» RECORDS SHOWN:
(begin)
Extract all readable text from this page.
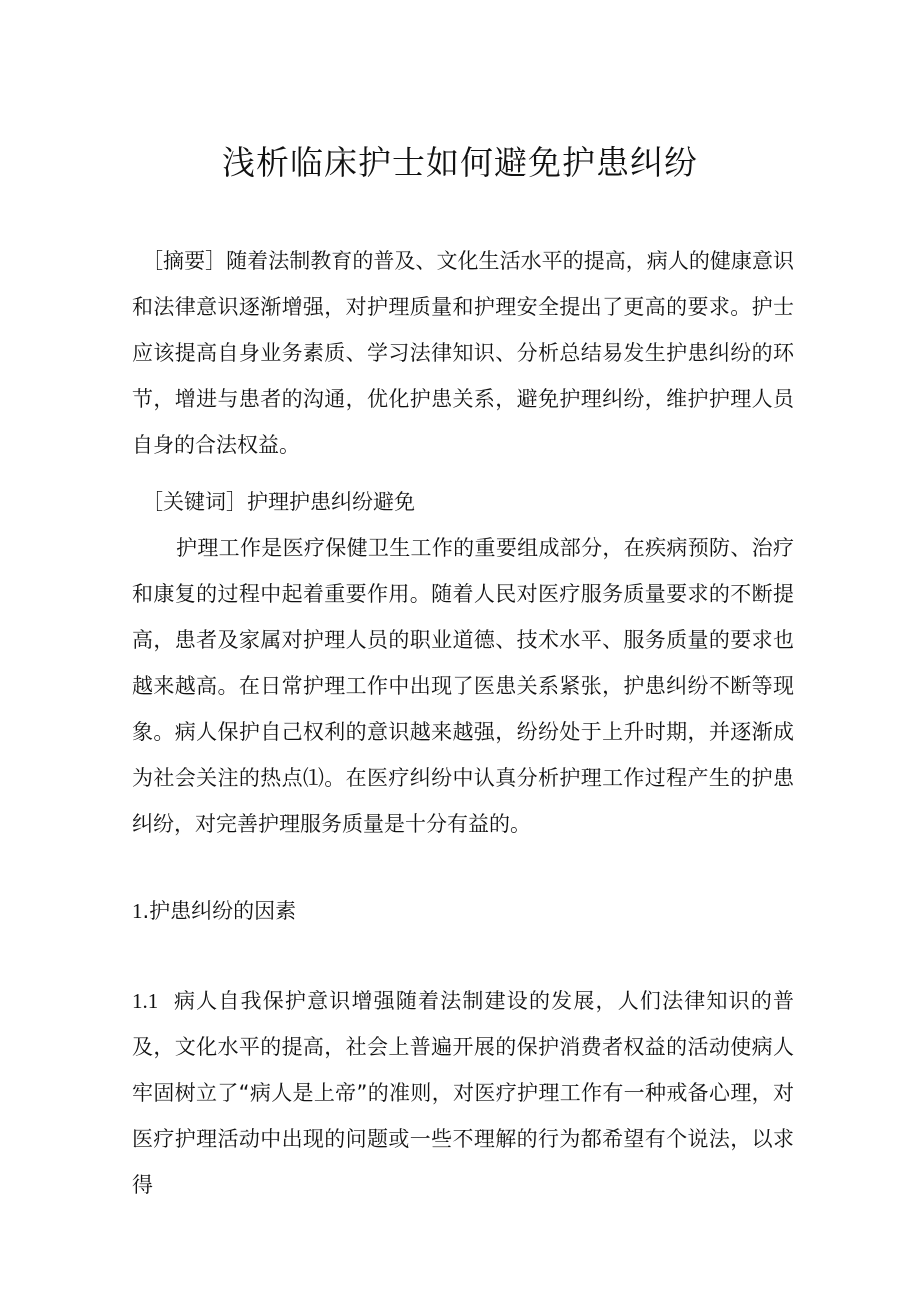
浅析临床护士如何避免护患纠纷
［摘要］随着法制教育的普及、文化生活水平的提高，病人的健康意识和法律意识逐渐增强，对护理质量和护理安全提出了更高的要求。护士应该提高自身业务素质、学习法律知识、分析总结易发生护患纠纷的环节，增进与患者的沟通，优化护患关系，避免护理纠纷，维护护理人员自身的合法权益。
［关键词］护理护患纠纷避免
护理工作是医疗保健卫生工作的重要组成部分，在疾病预防、治疗和康复的过程中起着重要作用。随着人民对医疗服务质量要求的不断提高，患者及家属对护理人员的职业道德、技术水平、服务质量的要求也越来越高。在日常护理工作中出现了医患关系紧张，护患纠纷不断等现象。病人保护自己权利的意识越来越强，纷纷处于上升时期，并逐渐成为社会关注的热点⑴。在医疗纠纷中认真分析护理工作过程产生的护患纠纷，对完善护理服务质量是十分有益的。
1.护患纠纷的因素
1.1 病人自我保护意识增强随着法制建设的发展，人们法律知识的普及，文化水平的提高，社会上普遍开展的保护消费者权益的活动使病人牢固树立了“病人是上帝”的准则，对医疗护理工作有一种戒备心理，对医疗护理活动中出现的问题或一些不理解的行为都希望有个说法，以求得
(end)
» TASK DESCRIPTION: Return the listing above unchanged, apart from dropping its pictures.

» EXERCISE RESULT:
Extract all readable text from this page.
浅析临床护士如何避免护患纠纷
［摘要］随着法制教育的普及、文化生活水平的提高，病人的健康意识和法律意识逐渐增强，对护理质量和护理安全提出了更高的要求。护士应该提高自身业务素质、学习法律知识、分析总结易发生护患纠纷的环节，增进与患者的沟通，优化护患关系，避免护理纠纷，维护护理人员自身的合法权益。
［关键词］护理护患纠纷避免
护理工作是医疗保健卫生工作的重要组成部分，在疾病预防、治疗和康复的过程中起着重要作用。随着人民对医疗服务质量要求的不断提高，患者及家属对护理人员的职业道德、技术水平、服务质量的要求也越来越高。在日常护理工作中出现了医患关系紧张，护患纠纷不断等现象。病人保护自己权利的意识越来越强，纷纷处于上升时期，并逐渐成为社会关注的热点⑴。在医疗纠纷中认真分析护理工作过程产生的护患纠纷，对完善护理服务质量是十分有益的。
1.护患纠纷的因素
1.1 病人自我保护意识增强随着法制建设的发展，人们法律知识的普及，文化水平的提高，社会上普遍开展的保护消费者权益的活动使病人牢固树立了“病人是上帝”的准则，对医疗护理工作有一种戒备心理，对医疗护理活动中出现的问题或一些不理解的行为都希望有个说法，以求得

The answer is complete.